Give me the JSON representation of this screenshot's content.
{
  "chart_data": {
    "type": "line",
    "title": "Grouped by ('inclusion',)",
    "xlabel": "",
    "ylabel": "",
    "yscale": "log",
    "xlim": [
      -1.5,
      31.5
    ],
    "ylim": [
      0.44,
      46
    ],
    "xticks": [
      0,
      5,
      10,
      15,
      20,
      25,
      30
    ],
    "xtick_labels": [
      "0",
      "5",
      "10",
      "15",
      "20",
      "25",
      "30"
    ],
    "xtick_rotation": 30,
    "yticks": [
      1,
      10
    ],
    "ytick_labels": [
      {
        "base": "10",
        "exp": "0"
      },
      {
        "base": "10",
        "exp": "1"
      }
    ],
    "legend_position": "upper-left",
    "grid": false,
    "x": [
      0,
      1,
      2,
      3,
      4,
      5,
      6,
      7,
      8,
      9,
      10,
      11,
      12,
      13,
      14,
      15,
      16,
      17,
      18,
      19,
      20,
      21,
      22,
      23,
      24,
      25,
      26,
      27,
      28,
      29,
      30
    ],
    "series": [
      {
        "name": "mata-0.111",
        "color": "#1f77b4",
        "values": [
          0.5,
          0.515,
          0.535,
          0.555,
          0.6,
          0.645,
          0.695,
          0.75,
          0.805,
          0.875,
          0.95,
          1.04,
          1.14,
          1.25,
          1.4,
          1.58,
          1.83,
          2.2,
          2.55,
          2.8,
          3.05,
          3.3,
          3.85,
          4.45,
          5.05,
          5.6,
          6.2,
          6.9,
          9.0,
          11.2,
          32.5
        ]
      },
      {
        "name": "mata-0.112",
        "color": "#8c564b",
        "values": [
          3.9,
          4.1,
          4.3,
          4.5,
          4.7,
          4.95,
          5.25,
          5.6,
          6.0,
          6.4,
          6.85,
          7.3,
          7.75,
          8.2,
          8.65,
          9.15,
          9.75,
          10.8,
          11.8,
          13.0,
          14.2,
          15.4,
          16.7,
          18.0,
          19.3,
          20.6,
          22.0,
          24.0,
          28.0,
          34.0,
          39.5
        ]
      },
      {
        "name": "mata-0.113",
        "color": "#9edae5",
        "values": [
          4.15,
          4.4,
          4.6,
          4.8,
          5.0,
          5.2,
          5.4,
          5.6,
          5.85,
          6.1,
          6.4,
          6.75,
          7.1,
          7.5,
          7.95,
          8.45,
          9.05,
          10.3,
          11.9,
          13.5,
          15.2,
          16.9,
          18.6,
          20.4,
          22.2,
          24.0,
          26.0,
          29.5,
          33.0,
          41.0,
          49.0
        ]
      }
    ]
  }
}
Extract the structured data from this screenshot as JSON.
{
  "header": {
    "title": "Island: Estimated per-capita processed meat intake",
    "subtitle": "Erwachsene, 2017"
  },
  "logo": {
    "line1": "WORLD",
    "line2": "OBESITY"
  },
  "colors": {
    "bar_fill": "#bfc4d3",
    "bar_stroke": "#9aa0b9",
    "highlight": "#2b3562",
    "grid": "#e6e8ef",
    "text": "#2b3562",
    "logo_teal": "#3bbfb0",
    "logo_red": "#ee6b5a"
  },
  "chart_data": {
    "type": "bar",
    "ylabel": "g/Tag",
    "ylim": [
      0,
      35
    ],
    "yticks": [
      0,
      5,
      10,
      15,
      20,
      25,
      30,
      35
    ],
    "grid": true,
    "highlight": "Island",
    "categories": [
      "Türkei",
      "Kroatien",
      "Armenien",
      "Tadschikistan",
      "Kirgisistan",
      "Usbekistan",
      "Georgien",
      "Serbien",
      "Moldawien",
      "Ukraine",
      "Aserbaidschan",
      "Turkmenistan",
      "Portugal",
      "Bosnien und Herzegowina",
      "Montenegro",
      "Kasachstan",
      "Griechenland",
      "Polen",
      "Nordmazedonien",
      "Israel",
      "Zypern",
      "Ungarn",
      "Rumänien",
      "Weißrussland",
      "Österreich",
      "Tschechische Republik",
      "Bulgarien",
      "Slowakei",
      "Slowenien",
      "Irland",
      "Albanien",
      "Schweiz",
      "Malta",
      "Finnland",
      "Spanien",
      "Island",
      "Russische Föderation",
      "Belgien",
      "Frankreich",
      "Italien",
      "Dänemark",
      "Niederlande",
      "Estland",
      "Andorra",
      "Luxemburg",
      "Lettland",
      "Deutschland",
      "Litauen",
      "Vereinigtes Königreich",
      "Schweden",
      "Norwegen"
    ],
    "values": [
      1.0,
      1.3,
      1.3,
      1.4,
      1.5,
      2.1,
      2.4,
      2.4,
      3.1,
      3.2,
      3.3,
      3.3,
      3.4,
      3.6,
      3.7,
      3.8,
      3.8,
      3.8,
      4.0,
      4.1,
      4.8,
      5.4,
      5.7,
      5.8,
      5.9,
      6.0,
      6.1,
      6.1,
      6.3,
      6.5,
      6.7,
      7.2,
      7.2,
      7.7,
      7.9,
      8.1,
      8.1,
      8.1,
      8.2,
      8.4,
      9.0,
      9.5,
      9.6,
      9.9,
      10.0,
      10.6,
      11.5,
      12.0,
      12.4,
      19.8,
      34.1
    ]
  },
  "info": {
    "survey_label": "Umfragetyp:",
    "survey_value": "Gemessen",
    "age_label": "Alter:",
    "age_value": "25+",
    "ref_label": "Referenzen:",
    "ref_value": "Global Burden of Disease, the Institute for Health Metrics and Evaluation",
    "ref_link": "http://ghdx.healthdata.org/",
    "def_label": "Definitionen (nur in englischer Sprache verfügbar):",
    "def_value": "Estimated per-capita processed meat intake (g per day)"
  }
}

● ● ●

What you will do:
Recopy the whole listing exactly.

Finished answer:
Give me the JSON representation of this screenshot's content.
{
  "chart_data": {
    "type": "line",
    "title": "Grouped by ('inclusion',)",
    "xlabel": "",
    "ylabel": "",
    "yscale": "log",
    "xlim": [
      -1.5,
      31.5
    ],
    "ylim": [
      0.44,
      46
    ],
    "xticks": [
      0,
      5,
      10,
      15,
      20,
      25,
      30
    ],
    "xtick_labels": [
      "0",
      "5",
      "10",
      "15",
      "20",
      "25",
      "30"
    ],
    "xtick_rotation": 30,
    "yticks": [
      1,
      10
    ],
    "ytick_labels": [
      {
        "base": "10",
        "exp": "0"
      },
      {
        "base": "10",
        "exp": "1"
      }
    ],
    "legend_position": "upper-left",
    "grid": false,
    "x": [
      0,
      1,
      2,
      3,
      4,
      5,
      6,
      7,
      8,
      9,
      10,
      11,
      12,
      13,
      14,
      15,
      16,
      17,
      18,
      19,
      20,
      21,
      22,
      23,
      24,
      25,
      26,
      27,
      28,
      29,
      30
    ],
    "series": [
      {
        "name": "mata-0.111",
        "color": "#1f77b4",
        "values": [
          0.5,
          0.515,
          0.535,
          0.555,
          0.6,
          0.645,
          0.695,
          0.75,
          0.805,
          0.875,
          0.95,
          1.04,
          1.14,
          1.25,
          1.4,
          1.58,
          1.83,
          2.2,
          2.55,
          2.8,
          3.05,
          3.3,
          3.85,
          4.45,
          5.05,
          5.6,
          6.2,
          6.9,
          9.0,
          11.2,
          32.5
        ]
      },
      {
        "name": "mata-0.112",
        "color": "#8c564b",
        "values": [
          3.9,
          4.1,
          4.3,
          4.5,
          4.7,
          4.95,
          5.25,
          5.6,
          6.0,
          6.4,
          6.85,
          7.3,
          7.75,
          8.2,
          8.65,
          9.15,
          9.75,
          10.8,
          11.8,
          13.0,
          14.2,
          15.4,
          16.7,
          18.0,
          19.3,
          20.6,
          22.0,
          24.0,
          28.0,
          34.0,
          39.5
        ]
      },
      {
        "name": "mata-0.113",
        "color": "#9edae5",
        "values": [
          4.15,
          4.4,
          4.6,
          4.8,
          5.0,
          5.2,
          5.4,
          5.6,
          5.85,
          6.1,
          6.4,
          6.75,
          7.1,
          7.5,
          7.95,
          8.45,
          9.05,
          10.3,
          11.9,
          13.5,
          15.2,
          16.9,
          18.6,
          20.4,
          22.2,
          24.0,
          26.0,
          29.5,
          33.0,
          41.0,
          49.0
        ]
      }
    ]
  }
}
Extract the structured data from this screenshot as JSON.
{
  "header": {
    "title": "Island: Estimated per-capita processed meat intake",
    "subtitle": "Erwachsene, 2017"
  },
  "logo": {
    "line1": "WORLD",
    "line2": "OBESITY"
  },
  "colors": {
    "bar_fill": "#bfc4d3",
    "bar_stroke": "#9aa0b9",
    "highlight": "#2b3562",
    "grid": "#e6e8ef",
    "text": "#2b3562",
    "logo_teal": "#3bbfb0",
    "logo_red": "#ee6b5a"
  },
  "chart_data": {
    "type": "bar",
    "ylabel": "g/Tag",
    "ylim": [
      0,
      35
    ],
    "yticks": [
      0,
      5,
      10,
      15,
      20,
      25,
      30,
      35
    ],
    "grid": true,
    "highlight": "Island",
    "categories": [
      "Türkei",
      "Kroatien",
      "Armenien",
      "Tadschikistan",
      "Kirgisistan",
      "Usbekistan",
      "Georgien",
      "Serbien",
      "Moldawien",
      "Ukraine",
      "Aserbaidschan",
      "Turkmenistan",
      "Portugal",
      "Bosnien und Herzegowina",
      "Montenegro",
      "Kasachstan",
      "Griechenland",
      "Polen",
      "Nordmazedonien",
      "Israel",
      "Zypern",
      "Ungarn",
      "Rumänien",
      "Weißrussland",
      "Österreich",
      "Tschechische Republik",
      "Bulgarien",
      "Slowakei",
      "Slowenien",
      "Irland",
      "Albanien",
      "Schweiz",
      "Malta",
      "Finnland",
      "Spanien",
      "Island",
      "Russische Föderation",
      "Belgien",
      "Frankreich",
      "Italien",
      "Dänemark",
      "Niederlande",
      "Estland",
      "Andorra",
      "Luxemburg",
      "Lettland",
      "Deutschland",
      "Litauen",
      "Vereinigtes Königreich",
      "Schweden",
      "Norwegen"
    ],
    "values": [
      1.0,
      1.3,
      1.3,
      1.4,
      1.5,
      2.1,
      2.4,
      2.4,
      3.1,
      3.2,
      3.3,
      3.3,
      3.4,
      3.6,
      3.7,
      3.8,
      3.8,
      3.8,
      4.0,
      4.1,
      4.8,
      5.4,
      5.7,
      5.8,
      5.9,
      6.0,
      6.1,
      6.1,
      6.3,
      6.5,
      6.7,
      7.2,
      7.2,
      7.7,
      7.9,
      8.1,
      8.1,
      8.1,
      8.2,
      8.4,
      9.0,
      9.5,
      9.6,
      9.9,
      10.0,
      10.6,
      11.5,
      12.0,
      12.4,
      19.8,
      34.1
    ]
  },
  "info": {
    "survey_label": "Umfragetyp:",
    "survey_value": "Gemessen",
    "age_label": "Alter:",
    "age_value": "25+",
    "ref_label": "Referenzen:",
    "ref_value": "Global Burden of Disease, the Institute for Health Metrics and Evaluation",
    "ref_link": "http://ghdx.healthdata.org/",
    "def_label": "Definitionen (nur in englischer Sprache verfügbar):",
    "def_value": "Estimated per-capita processed meat intake (g per day)"
  }
}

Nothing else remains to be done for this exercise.